JOB> The entries that follow should be written out exactly.

EXTRACTED MATERIAL>
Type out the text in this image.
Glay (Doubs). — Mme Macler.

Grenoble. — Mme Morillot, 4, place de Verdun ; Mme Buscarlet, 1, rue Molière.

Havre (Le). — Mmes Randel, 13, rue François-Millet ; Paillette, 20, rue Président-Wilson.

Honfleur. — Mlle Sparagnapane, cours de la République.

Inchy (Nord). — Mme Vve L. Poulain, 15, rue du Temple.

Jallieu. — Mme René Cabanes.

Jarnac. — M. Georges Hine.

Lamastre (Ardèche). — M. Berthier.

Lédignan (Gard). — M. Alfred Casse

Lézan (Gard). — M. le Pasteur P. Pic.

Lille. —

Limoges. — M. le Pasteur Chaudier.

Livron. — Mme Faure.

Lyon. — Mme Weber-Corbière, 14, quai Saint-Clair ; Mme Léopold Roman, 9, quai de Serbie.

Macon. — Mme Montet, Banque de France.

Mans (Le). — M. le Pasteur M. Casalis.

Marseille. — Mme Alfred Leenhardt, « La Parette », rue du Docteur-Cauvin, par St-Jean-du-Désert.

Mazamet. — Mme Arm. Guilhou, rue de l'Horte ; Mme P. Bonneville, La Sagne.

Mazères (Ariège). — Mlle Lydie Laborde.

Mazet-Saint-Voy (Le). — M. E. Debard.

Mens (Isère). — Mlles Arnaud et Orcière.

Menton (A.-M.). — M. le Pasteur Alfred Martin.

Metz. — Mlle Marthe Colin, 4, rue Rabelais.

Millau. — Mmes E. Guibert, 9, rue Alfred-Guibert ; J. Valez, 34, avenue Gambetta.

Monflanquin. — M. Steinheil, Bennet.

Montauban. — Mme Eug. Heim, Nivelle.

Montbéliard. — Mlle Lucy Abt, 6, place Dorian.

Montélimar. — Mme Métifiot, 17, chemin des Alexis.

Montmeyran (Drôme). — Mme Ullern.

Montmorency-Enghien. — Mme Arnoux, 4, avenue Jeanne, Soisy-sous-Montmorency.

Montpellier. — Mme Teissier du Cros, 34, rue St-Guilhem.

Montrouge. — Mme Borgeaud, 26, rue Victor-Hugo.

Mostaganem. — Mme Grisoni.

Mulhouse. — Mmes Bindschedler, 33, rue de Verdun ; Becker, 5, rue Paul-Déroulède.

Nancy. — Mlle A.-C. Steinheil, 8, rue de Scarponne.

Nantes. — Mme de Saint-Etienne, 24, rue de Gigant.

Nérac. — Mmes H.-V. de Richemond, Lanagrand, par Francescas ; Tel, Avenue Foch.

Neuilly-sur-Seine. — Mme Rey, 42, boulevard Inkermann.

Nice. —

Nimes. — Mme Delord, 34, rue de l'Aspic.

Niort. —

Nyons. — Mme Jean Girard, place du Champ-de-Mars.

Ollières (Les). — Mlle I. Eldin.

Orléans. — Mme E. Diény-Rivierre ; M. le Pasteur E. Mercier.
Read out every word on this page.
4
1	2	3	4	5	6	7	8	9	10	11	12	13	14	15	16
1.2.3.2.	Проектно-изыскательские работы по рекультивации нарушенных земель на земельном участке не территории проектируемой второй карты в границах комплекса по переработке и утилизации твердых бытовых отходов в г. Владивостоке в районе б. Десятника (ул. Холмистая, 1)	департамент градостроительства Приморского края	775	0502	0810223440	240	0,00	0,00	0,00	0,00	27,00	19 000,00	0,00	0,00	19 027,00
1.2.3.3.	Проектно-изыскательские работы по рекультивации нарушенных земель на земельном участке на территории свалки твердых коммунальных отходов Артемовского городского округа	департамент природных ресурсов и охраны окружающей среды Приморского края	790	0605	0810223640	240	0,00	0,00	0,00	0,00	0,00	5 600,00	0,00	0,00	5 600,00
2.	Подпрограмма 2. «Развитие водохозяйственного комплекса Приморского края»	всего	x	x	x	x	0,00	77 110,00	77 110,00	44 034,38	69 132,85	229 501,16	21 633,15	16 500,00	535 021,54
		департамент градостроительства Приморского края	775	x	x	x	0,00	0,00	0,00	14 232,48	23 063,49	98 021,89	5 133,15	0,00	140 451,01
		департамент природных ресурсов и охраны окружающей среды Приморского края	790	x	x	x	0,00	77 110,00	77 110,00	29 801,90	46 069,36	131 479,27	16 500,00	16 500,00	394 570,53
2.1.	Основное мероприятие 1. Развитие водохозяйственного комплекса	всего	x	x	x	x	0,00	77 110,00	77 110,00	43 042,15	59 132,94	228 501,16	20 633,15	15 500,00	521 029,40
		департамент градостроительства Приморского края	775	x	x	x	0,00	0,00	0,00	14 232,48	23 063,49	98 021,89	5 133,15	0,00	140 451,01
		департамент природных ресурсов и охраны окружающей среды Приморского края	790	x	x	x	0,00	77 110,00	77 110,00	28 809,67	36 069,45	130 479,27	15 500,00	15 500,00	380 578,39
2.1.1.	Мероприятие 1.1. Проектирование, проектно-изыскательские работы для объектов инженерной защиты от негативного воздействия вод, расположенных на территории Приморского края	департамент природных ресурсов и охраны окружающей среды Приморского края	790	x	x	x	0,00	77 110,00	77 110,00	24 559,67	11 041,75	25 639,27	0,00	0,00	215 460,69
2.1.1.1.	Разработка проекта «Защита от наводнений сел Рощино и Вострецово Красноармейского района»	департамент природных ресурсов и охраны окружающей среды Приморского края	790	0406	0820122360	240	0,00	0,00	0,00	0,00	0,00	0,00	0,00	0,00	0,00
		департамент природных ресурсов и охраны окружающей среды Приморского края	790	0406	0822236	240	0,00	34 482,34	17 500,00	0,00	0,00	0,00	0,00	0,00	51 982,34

OUTPUT OF THE TASK>
Type out the text in this image.
Glay (Doubs). — Mme Macler.

Grenoble. — Mme Morillot, 4, place de Verdun ; Mme Buscarlet, 1, rue Molière.

Havre (Le). — Mmes Randel, 13, rue François-Millet ; Paillette, 20, rue Président-Wilson.

Honfleur. — Mlle Sparagnapane, cours de la République.

Inchy (Nord). — Mme Vve L. Poulain, 15, rue du Temple.

Jallieu. — Mme René Cabanes.

Jarnac. — M. Georges Hine.

Lamastre (Ardèche). — M. Berthier.

Lédignan (Gard). — M. Alfred Casse

Lézan (Gard). — M. le Pasteur P. Pic.

Lille. —

Limoges. — M. le Pasteur Chaudier.

Livron. — Mme Faure.

Lyon. — Mme Weber-Corbière, 14, quai Saint-Clair ; Mme Léopold Roman, 9, quai de Serbie.

Macon. — Mme Montet, Banque de France.

Mans (Le). — M. le Pasteur M. Casalis.

Marseille. — Mme Alfred Leenhardt, « La Parette », rue du Docteur-Cauvin, par St-Jean-du-Désert.

Mazamet. — Mme Arm. Guilhou, rue de l'Horte ; Mme P. Bonneville, La Sagne.

Mazères (Ariège). — Mlle Lydie Laborde.

Mazet-Saint-Voy (Le). — M. E. Debard.

Mens (Isère). — Mlles Arnaud et Orcière.

Menton (A.-M.). — M. le Pasteur Alfred Martin.

Metz. — Mlle Marthe Colin, 4, rue Rabelais.

Millau. — Mmes E. Guibert, 9, rue Alfred-Guibert ; J. Valez, 34, avenue Gambetta.

Monflanquin. — M. Steinheil, Bennet.

Montauban. — Mme Eug. Heim, Nivelle.

Montbéliard. — Mlle Lucy Abt, 6, place Dorian.

Montélimar. — Mme Métifiot, 17, chemin des Alexis.

Montmeyran (Drôme). — Mme Ullern.

Montmorency-Enghien. — Mme Arnoux, 4, avenue Jeanne, Soisy-sous-Montmorency.

Montpellier. — Mme Teissier du Cros, 34, rue St-Guilhem.

Montrouge. — Mme Borgeaud, 26, rue Victor-Hugo.

Mostaganem. — Mme Grisoni.

Mulhouse. — Mmes Bindschedler, 33, rue de Verdun ; Becker, 5, rue Paul-Déroulède.

Nancy. — Mlle A.-C. Steinheil, 8, rue de Scarponne.

Nantes. — Mme de Saint-Etienne, 24, rue de Gigant.

Nérac. — Mmes H.-V. de Richemond, Lanagrand, par Francescas ; Tel, Avenue Foch.

Neuilly-sur-Seine. — Mme Rey, 42, boulevard Inkermann.

Nice. —

Nimes. — Mme Delord, 34, rue de l'Aspic.

Niort. —

Nyons. — Mme Jean Girard, place du Champ-de-Mars.

Ollières (Les). — Mlle I. Eldin.

Orléans. — Mme E. Diény-Rivierre ; M. le Pasteur E. Mercier.
Read out every word on this page.
4
1	2	3	4	5	6	7	8	9	10	11	12	13	14	15	16
1.2.3.2.	Проектно-изыскательские работы по рекультивации нарушенных земель на земельном участке не территории проектируемой второй карты в границах комплекса по переработке и утилизации твердых бытовых отходов в г. Владивостоке в районе б. Десятника (ул. Холмистая, 1)	департамент градостроительства Приморского края	775	0502	0810223440	240	0,00	0,00	0,00	0,00	27,00	19 000,00	0,00	0,00	19 027,00
1.2.3.3.	Проектно-изыскательские работы по рекультивации нарушенных земель на земельном участке на территории свалки твердых коммунальных отходов Артемовского городского округа	департамент природных ресурсов и охраны окружающей среды Приморского края	790	0605	0810223640	240	0,00	0,00	0,00	0,00	0,00	5 600,00	0,00	0,00	5 600,00
2.	Подпрограмма 2. «Развитие водохозяйственного комплекса Приморского края»	всего	x	x	x	x	0,00	77 110,00	77 110,00	44 034,38	69 132,85	229 501,16	21 633,15	16 500,00	535 021,54
		департамент градостроительства Приморского края	775	x	x	x	0,00	0,00	0,00	14 232,48	23 063,49	98 021,89	5 133,15	0,00	140 451,01
		департамент природных ресурсов и охраны окружающей среды Приморского края	790	x	x	x	0,00	77 110,00	77 110,00	29 801,90	46 069,36	131 479,27	16 500,00	16 500,00	394 570,53
2.1.	Основное мероприятие 1. Развитие водохозяйственного комплекса	всего	x	x	x	x	0,00	77 110,00	77 110,00	43 042,15	59 132,94	228 501,16	20 633,15	15 500,00	521 029,40
		департамент градостроительства Приморского края	775	x	x	x	0,00	0,00	0,00	14 232,48	23 063,49	98 021,89	5 133,15	0,00	140 451,01
		департамент природных ресурсов и охраны окружающей среды Приморского края	790	x	x	x	0,00	77 110,00	77 110,00	28 809,67	36 069,45	130 479,27	15 500,00	15 500,00	380 578,39
2.1.1.	Мероприятие 1.1. Проектирование, проектно-изыскательские работы для объектов инженерной защиты от негативного воздействия вод, расположенных на территории Приморского края	департамент природных ресурсов и охраны окружающей среды Приморского края	790	x	x	x	0,00	77 110,00	77 110,00	24 559,67	11 041,75	25 639,27	0,00	0,00	215 460,69
2.1.1.1.	Разработка проекта «Защита от наводнений сел Рощино и Вострецово Красноармейского района»	департамент природных ресурсов и охраны окружающей среды Приморского края	790	0406	0820122360	240	0,00	0,00	0,00	0,00	0,00	0,00	0,00	0,00	0,00
		департамент природных ресурсов и охраны окружающей среды Приморского края	790	0406	0822236	240	0,00	34 482,34	17 500,00	0,00	0,00	0,00	0,00	0,00	51 982,34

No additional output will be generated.